Your goal:
Pull every "structured" line out of the data below.

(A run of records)
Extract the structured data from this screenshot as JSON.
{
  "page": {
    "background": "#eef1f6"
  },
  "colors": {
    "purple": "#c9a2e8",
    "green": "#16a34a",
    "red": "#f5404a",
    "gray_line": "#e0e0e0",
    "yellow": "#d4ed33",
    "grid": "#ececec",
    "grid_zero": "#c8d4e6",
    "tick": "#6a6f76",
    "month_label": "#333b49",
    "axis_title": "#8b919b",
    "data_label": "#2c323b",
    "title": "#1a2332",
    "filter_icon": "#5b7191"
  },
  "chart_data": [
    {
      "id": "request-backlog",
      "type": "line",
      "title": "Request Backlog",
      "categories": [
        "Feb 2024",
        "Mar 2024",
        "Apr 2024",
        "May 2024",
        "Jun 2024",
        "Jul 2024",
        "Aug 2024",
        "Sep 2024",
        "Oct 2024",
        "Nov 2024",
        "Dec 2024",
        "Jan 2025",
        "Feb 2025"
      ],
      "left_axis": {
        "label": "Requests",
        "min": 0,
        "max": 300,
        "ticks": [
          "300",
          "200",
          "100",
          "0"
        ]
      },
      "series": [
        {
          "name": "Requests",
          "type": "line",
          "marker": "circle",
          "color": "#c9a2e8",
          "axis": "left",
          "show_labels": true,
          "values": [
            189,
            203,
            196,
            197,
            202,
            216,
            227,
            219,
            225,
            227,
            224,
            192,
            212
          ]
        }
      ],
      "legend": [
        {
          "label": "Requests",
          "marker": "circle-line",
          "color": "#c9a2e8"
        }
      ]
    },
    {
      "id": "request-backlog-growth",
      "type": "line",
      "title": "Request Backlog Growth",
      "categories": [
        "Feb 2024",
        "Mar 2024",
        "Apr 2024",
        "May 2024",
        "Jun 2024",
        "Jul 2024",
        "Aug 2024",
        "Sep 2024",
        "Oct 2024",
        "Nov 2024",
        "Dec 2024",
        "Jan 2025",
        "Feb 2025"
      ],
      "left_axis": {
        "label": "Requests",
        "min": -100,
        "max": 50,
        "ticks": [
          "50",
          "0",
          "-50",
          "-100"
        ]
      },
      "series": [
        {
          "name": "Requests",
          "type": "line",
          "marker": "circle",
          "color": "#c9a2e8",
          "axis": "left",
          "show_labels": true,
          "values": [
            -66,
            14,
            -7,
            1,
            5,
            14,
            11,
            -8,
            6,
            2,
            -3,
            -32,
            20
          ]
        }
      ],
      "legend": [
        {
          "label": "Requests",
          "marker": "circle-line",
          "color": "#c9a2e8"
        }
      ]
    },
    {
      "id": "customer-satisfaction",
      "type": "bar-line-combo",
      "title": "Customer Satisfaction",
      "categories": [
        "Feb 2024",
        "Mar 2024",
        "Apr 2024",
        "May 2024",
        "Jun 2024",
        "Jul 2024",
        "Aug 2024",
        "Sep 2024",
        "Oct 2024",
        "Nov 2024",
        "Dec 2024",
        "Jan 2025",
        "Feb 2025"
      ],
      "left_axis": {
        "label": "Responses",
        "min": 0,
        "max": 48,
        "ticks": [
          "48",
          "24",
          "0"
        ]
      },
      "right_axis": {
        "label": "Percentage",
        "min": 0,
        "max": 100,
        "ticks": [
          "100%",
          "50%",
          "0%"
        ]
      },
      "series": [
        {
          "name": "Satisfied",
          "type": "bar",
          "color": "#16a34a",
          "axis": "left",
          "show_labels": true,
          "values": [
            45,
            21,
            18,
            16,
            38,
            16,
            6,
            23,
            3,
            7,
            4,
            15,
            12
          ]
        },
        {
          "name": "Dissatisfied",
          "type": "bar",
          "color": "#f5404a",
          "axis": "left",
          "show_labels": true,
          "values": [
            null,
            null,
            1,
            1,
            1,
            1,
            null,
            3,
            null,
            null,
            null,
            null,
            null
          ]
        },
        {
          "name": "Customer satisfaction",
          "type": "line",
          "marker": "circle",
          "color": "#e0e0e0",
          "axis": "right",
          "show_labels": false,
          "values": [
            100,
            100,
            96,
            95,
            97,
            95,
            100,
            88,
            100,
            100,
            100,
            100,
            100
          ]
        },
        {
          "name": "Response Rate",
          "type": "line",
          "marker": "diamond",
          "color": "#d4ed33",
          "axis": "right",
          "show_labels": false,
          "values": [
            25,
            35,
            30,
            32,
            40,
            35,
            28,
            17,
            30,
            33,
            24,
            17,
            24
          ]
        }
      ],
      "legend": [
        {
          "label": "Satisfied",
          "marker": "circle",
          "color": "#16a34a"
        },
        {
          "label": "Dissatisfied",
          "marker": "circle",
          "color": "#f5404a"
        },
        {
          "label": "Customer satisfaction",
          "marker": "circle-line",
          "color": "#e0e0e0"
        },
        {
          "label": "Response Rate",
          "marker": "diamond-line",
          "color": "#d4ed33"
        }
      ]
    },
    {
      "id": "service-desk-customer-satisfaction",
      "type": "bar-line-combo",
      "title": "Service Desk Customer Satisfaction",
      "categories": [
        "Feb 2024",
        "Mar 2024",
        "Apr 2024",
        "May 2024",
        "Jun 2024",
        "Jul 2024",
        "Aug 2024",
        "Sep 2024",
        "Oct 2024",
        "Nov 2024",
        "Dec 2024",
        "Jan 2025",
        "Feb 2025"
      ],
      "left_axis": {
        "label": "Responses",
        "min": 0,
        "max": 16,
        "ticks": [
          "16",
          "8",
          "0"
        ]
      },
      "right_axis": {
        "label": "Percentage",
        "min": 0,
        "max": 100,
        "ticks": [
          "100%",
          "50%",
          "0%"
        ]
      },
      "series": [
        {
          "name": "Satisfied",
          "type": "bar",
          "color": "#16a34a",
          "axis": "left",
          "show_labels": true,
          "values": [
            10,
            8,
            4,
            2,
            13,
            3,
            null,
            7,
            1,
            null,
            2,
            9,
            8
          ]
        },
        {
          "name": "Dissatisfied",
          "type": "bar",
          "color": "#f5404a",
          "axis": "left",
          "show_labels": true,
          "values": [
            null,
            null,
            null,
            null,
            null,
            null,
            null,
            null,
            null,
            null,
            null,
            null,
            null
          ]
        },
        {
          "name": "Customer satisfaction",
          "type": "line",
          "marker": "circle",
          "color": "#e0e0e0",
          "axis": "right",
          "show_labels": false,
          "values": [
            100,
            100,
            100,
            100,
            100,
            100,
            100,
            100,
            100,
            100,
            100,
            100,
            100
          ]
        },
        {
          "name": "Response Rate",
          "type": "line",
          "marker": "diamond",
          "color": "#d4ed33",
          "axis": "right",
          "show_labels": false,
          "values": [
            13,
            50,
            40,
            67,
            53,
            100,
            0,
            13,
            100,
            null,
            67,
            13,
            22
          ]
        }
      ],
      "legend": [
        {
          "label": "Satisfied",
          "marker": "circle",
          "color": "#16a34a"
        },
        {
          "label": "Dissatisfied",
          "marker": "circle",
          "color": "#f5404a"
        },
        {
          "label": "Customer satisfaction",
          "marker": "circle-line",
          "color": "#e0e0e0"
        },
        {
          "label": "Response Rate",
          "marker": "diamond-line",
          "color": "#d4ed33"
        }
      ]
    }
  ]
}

==

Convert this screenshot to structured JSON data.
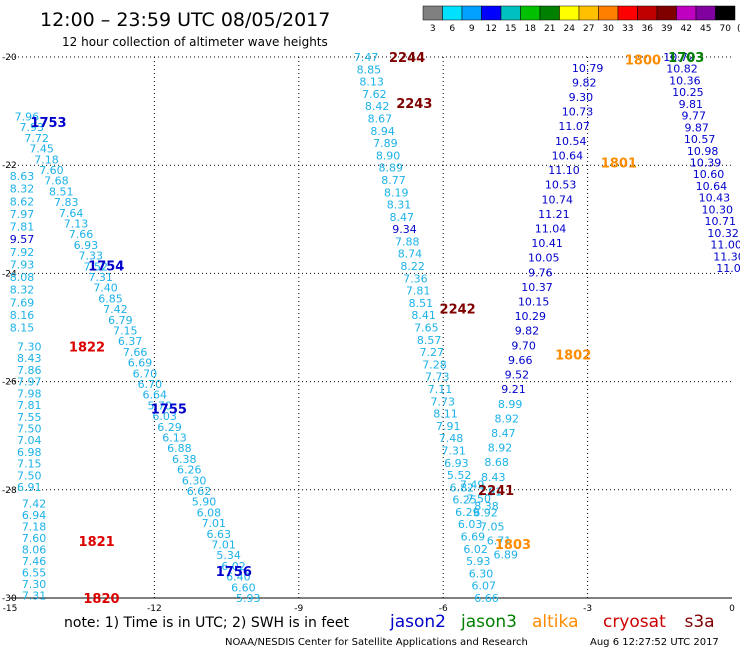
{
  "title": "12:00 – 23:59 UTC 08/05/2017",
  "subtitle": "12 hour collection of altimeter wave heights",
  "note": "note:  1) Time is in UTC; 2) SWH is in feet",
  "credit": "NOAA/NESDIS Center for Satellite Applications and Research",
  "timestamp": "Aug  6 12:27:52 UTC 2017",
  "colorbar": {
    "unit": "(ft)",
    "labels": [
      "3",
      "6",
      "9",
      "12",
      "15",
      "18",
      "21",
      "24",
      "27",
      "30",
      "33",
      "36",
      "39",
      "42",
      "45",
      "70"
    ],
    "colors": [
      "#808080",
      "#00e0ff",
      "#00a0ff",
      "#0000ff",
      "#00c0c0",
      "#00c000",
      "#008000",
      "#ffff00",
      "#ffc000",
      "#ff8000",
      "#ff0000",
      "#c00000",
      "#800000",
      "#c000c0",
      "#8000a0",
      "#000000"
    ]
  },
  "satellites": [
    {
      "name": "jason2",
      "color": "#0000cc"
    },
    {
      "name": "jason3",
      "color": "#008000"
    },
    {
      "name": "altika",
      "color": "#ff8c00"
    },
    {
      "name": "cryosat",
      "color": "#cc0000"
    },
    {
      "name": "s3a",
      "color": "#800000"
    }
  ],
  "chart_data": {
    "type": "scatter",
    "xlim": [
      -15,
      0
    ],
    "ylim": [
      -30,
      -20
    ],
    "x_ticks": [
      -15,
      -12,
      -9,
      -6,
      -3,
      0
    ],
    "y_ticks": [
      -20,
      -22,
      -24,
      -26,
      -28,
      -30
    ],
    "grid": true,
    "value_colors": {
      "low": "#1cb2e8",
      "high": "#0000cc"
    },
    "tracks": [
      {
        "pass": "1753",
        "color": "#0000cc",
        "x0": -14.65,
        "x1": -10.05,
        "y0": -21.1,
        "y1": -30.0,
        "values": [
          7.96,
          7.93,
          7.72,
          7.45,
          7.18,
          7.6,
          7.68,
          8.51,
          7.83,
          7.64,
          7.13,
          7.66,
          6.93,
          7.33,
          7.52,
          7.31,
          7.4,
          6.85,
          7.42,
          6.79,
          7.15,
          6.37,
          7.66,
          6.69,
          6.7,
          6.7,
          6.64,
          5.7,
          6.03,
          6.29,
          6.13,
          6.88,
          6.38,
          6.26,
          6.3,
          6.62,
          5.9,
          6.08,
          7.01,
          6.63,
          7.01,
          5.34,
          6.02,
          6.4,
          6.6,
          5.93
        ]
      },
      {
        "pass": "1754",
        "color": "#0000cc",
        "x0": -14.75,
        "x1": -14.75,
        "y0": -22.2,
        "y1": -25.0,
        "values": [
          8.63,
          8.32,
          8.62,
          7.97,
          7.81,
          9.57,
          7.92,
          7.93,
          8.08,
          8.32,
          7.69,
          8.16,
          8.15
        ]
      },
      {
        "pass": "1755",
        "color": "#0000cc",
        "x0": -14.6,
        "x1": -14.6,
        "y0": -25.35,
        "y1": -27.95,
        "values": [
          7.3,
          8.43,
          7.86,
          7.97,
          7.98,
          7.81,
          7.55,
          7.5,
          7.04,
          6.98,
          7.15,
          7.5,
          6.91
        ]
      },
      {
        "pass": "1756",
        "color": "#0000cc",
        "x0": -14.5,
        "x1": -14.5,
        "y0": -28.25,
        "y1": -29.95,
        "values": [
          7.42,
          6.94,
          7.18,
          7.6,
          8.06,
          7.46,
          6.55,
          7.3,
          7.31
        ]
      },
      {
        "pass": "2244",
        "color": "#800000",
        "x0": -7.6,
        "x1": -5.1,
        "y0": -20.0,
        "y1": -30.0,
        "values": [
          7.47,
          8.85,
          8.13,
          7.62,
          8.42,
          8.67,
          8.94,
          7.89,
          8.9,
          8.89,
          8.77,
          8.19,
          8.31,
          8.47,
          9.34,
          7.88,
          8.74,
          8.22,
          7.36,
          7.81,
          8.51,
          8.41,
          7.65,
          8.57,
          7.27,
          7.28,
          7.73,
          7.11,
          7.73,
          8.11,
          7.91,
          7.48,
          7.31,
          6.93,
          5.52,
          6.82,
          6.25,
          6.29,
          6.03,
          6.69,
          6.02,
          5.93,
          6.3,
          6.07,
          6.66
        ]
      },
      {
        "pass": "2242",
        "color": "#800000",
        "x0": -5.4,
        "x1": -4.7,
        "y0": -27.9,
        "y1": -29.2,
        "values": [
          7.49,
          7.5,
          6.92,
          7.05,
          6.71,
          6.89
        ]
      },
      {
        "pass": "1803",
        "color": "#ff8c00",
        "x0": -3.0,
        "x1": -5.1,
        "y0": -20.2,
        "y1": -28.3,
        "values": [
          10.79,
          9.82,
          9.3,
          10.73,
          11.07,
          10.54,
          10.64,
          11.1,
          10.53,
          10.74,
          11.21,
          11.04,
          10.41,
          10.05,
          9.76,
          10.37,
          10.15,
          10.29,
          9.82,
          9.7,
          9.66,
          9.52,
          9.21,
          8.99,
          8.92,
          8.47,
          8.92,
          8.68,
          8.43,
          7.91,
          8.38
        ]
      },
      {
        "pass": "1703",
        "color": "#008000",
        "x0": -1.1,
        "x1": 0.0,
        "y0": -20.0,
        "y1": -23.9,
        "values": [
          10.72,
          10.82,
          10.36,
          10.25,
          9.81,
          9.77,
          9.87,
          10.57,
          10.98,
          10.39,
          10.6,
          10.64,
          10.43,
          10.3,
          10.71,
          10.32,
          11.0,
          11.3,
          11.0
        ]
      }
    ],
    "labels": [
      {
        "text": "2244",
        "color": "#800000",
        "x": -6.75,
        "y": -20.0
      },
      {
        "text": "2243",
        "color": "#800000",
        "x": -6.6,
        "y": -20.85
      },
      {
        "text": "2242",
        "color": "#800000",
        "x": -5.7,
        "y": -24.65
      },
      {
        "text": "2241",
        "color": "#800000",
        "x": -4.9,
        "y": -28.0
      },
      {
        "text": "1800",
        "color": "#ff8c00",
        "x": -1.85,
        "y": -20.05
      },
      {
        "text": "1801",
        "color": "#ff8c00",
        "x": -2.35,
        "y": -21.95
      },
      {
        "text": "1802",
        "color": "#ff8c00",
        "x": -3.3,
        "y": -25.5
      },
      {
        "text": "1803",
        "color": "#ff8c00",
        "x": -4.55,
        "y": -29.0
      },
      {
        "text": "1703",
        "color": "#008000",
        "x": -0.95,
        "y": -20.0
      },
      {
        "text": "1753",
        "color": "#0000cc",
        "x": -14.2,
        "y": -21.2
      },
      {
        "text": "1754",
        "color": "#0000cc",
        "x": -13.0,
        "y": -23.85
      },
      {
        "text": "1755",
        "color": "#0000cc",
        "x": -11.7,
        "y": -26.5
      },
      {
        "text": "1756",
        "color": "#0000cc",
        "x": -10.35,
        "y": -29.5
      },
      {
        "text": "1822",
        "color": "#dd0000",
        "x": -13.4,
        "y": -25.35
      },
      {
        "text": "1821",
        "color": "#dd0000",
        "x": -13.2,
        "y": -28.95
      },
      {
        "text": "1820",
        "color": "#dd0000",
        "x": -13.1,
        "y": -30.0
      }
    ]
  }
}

Final result:
Extract the structured data from this screenshot as JSON.
Convert this screenshot to structured JSON data.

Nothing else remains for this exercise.